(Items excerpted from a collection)

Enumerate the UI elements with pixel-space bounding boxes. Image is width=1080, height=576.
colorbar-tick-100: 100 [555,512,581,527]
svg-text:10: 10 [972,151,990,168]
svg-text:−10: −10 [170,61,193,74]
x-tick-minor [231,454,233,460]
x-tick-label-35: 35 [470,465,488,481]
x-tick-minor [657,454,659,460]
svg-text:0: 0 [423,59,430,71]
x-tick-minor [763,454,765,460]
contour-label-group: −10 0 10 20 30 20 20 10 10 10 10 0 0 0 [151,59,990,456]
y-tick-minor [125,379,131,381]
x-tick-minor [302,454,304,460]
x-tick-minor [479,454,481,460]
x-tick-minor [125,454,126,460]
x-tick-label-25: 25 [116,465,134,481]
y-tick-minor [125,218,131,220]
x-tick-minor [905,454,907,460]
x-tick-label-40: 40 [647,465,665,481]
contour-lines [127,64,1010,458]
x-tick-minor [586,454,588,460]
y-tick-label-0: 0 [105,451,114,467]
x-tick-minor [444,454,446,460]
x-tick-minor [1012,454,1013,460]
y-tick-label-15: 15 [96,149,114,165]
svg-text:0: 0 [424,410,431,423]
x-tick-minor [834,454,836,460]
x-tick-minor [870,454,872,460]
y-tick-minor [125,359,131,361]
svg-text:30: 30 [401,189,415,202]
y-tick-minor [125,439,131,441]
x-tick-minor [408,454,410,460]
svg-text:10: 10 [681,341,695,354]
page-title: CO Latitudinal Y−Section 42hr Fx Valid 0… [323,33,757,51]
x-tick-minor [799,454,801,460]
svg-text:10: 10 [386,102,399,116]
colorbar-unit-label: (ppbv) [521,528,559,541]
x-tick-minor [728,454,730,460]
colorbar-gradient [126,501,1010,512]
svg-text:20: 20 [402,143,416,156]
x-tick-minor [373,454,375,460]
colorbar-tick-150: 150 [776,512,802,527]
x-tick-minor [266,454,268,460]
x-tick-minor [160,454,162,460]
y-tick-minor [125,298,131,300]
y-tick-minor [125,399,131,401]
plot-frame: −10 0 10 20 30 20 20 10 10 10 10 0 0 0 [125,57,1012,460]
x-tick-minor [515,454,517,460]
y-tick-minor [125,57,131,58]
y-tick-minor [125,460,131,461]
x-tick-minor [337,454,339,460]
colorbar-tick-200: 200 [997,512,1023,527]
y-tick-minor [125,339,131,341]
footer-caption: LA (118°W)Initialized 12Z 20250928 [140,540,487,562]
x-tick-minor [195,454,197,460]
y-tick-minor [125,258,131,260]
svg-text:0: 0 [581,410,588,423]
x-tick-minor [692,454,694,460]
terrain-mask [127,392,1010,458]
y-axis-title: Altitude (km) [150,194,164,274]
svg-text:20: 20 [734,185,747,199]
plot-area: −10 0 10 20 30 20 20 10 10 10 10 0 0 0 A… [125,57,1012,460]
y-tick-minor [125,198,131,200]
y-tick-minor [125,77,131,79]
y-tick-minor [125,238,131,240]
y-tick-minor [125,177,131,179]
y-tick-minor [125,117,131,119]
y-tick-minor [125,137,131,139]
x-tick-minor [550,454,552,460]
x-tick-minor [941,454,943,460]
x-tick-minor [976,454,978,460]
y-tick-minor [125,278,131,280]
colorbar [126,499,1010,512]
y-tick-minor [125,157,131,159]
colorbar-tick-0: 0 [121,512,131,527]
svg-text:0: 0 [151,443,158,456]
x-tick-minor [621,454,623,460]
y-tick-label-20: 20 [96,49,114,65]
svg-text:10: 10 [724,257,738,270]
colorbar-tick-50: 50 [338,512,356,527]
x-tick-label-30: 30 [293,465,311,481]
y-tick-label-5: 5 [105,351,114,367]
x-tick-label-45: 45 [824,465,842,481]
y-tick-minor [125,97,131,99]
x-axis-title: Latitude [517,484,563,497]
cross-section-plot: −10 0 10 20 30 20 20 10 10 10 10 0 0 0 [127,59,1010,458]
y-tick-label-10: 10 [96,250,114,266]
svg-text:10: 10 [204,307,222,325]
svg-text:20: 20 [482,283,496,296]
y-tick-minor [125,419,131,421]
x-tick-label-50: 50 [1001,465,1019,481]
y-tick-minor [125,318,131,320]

Exercise prompt - Output the items above verbatim, starting at the first item and ending at the line containing "svg-text:0: 0 [581,410,588,423]", with both ends included.

Solution for this task -
Enumerate the UI elements with pixel-space bounding boxes. Image is width=1080, height=576.
colorbar-tick-100: 100 [555,512,581,527]
svg-text:10: 10 [972,151,990,168]
svg-text:−10: −10 [170,61,193,74]
x-tick-minor [231,454,233,460]
x-tick-label-35: 35 [470,465,488,481]
x-tick-minor [657,454,659,460]
svg-text:0: 0 [423,59,430,71]
x-tick-minor [763,454,765,460]
contour-label-group: −10 0 10 20 30 20 20 10 10 10 10 0 0 0 [151,59,990,456]
y-tick-minor [125,379,131,381]
x-tick-minor [302,454,304,460]
x-tick-minor [479,454,481,460]
x-tick-minor [125,454,126,460]
x-tick-label-25: 25 [116,465,134,481]
y-tick-minor [125,218,131,220]
x-tick-minor [905,454,907,460]
x-tick-label-40: 40 [647,465,665,481]
contour-lines [127,64,1010,458]
x-tick-minor [586,454,588,460]
y-tick-label-0: 0 [105,451,114,467]
x-tick-minor [444,454,446,460]
x-tick-minor [1012,454,1013,460]
y-tick-label-15: 15 [96,149,114,165]
svg-text:0: 0 [424,410,431,423]
x-tick-minor [834,454,836,460]
x-tick-minor [870,454,872,460]
y-tick-minor [125,359,131,361]
svg-text:30: 30 [401,189,415,202]
y-tick-minor [125,439,131,441]
x-tick-minor [408,454,410,460]
svg-text:10: 10 [681,341,695,354]
page-title: CO Latitudinal Y−Section 42hr Fx Valid 0… [323,33,757,51]
x-tick-minor [799,454,801,460]
svg-text:10: 10 [386,102,399,116]
colorbar-unit-label: (ppbv) [521,528,559,541]
x-tick-minor [728,454,730,460]
colorbar-gradient [126,501,1010,512]
svg-text:20: 20 [402,143,416,156]
x-tick-minor [373,454,375,460]
colorbar-tick-150: 150 [776,512,802,527]
x-tick-minor [266,454,268,460]
x-tick-minor [160,454,162,460]
y-tick-minor [125,298,131,300]
y-tick-minor [125,399,131,401]
plot-frame: −10 0 10 20 30 20 20 10 10 10 10 0 0 0 [125,57,1012,460]
x-tick-minor [515,454,517,460]
y-tick-minor [125,57,131,58]
y-tick-minor [125,460,131,461]
x-tick-minor [337,454,339,460]
colorbar-tick-200: 200 [997,512,1023,527]
y-tick-minor [125,339,131,341]
footer-caption: LA (118°W)Initialized 12Z 20250928 [140,540,487,562]
x-tick-minor [195,454,197,460]
y-tick-minor [125,258,131,260]
svg-text:0: 0 [581,410,588,423]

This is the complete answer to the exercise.